> [Required work]
Retype each of the entries below word for word, leaving out the pictures.
▼
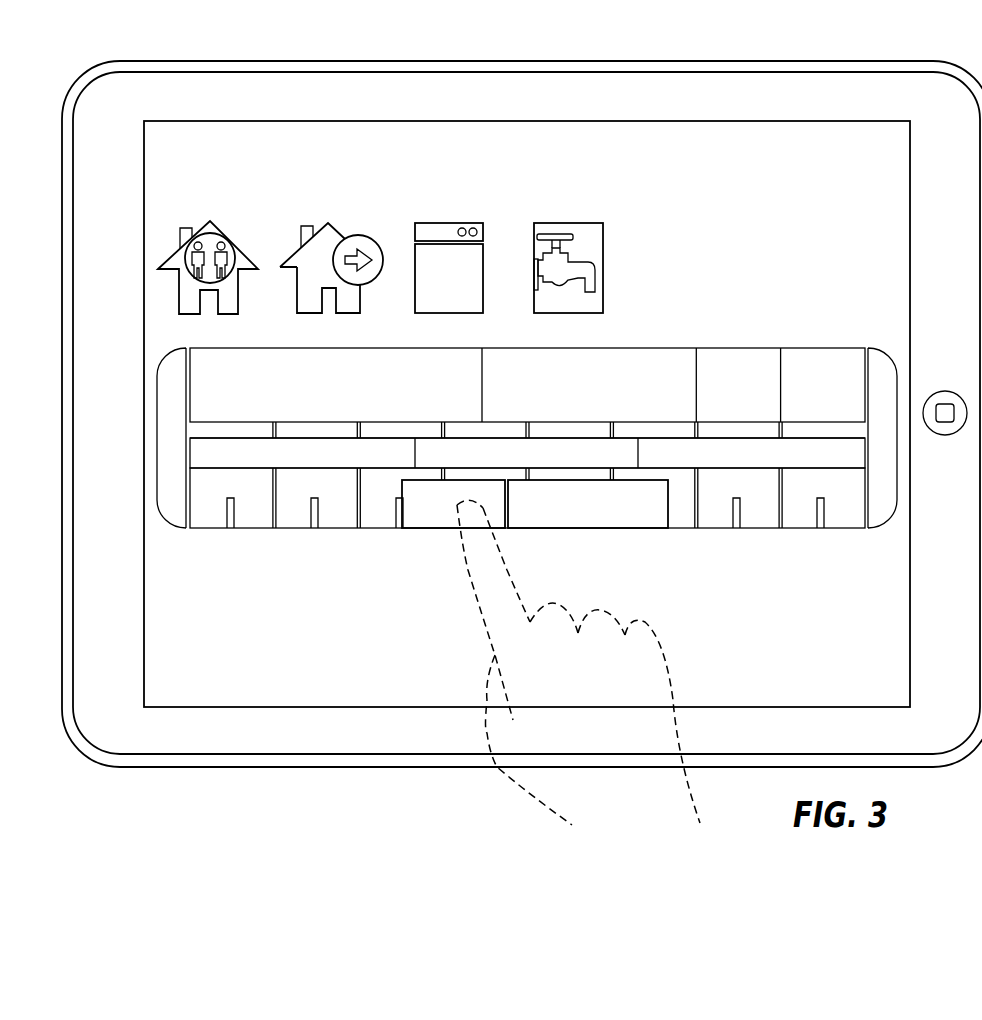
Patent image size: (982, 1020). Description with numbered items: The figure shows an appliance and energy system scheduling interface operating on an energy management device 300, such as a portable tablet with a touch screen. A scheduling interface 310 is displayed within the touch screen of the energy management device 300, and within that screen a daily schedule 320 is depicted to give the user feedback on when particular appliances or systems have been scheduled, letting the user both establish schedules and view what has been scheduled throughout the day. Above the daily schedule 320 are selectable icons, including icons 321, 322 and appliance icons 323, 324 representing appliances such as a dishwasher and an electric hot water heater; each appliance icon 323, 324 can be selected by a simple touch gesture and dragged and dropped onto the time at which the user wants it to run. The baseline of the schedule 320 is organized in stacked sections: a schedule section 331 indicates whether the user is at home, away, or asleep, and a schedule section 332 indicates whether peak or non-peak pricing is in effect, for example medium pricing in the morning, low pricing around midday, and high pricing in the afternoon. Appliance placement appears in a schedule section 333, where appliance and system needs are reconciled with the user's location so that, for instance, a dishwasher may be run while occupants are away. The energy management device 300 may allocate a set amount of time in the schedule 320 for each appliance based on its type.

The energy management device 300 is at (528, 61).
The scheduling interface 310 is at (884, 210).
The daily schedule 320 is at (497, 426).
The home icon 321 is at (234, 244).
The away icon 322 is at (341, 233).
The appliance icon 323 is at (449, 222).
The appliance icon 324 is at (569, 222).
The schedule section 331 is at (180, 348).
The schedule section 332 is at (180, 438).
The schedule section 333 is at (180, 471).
▲
> [Output]
Patent image size: (982, 1020). Description with numbered items: The figure shows an appliance and energy system scheduling interface operating on an energy management device 300, such as a portable tablet with a touch screen. A scheduling interface 310 is displayed within the touch screen of the energy management device 300, and within that screen a daily schedule 320 is depicted to give the user feedback on when particular appliances or systems have been scheduled, letting the user both establish schedules and view what has been scheduled throughout the day. Above the daily schedule 320 are selectable icons, including icons 321, 322 and appliance icons 323, 324 representing appliances such as a dishwasher and an electric hot water heater; each appliance icon 323, 324 can be selected by a simple touch gesture and dragged and dropped onto the time at which the user wants it to run. The baseline of the schedule 320 is organized in stacked sections: a schedule section 331 indicates whether the user is at home, away, or asleep, and a schedule section 332 indicates whether peak or non-peak pricing is in effect, for example medium pricing in the morning, low pricing around midday, and high pricing in the afternoon. Appliance placement appears in a schedule section 333, where appliance and system needs are reconciled with the user's location so that, for instance, a dishwasher may be run while occupants are away. The energy management device 300 may allocate a set amount of time in the schedule 320 for each appliance based on its type.

The energy management device 300 is at (528, 61).
The scheduling interface 310 is at (884, 210).
The daily schedule 320 is at (497, 426).
The home icon 321 is at (234, 244).
The away icon 322 is at (341, 233).
The appliance icon 323 is at (449, 222).
The appliance icon 324 is at (569, 222).
The schedule section 331 is at (180, 348).
The schedule section 332 is at (180, 438).
The schedule section 333 is at (180, 471).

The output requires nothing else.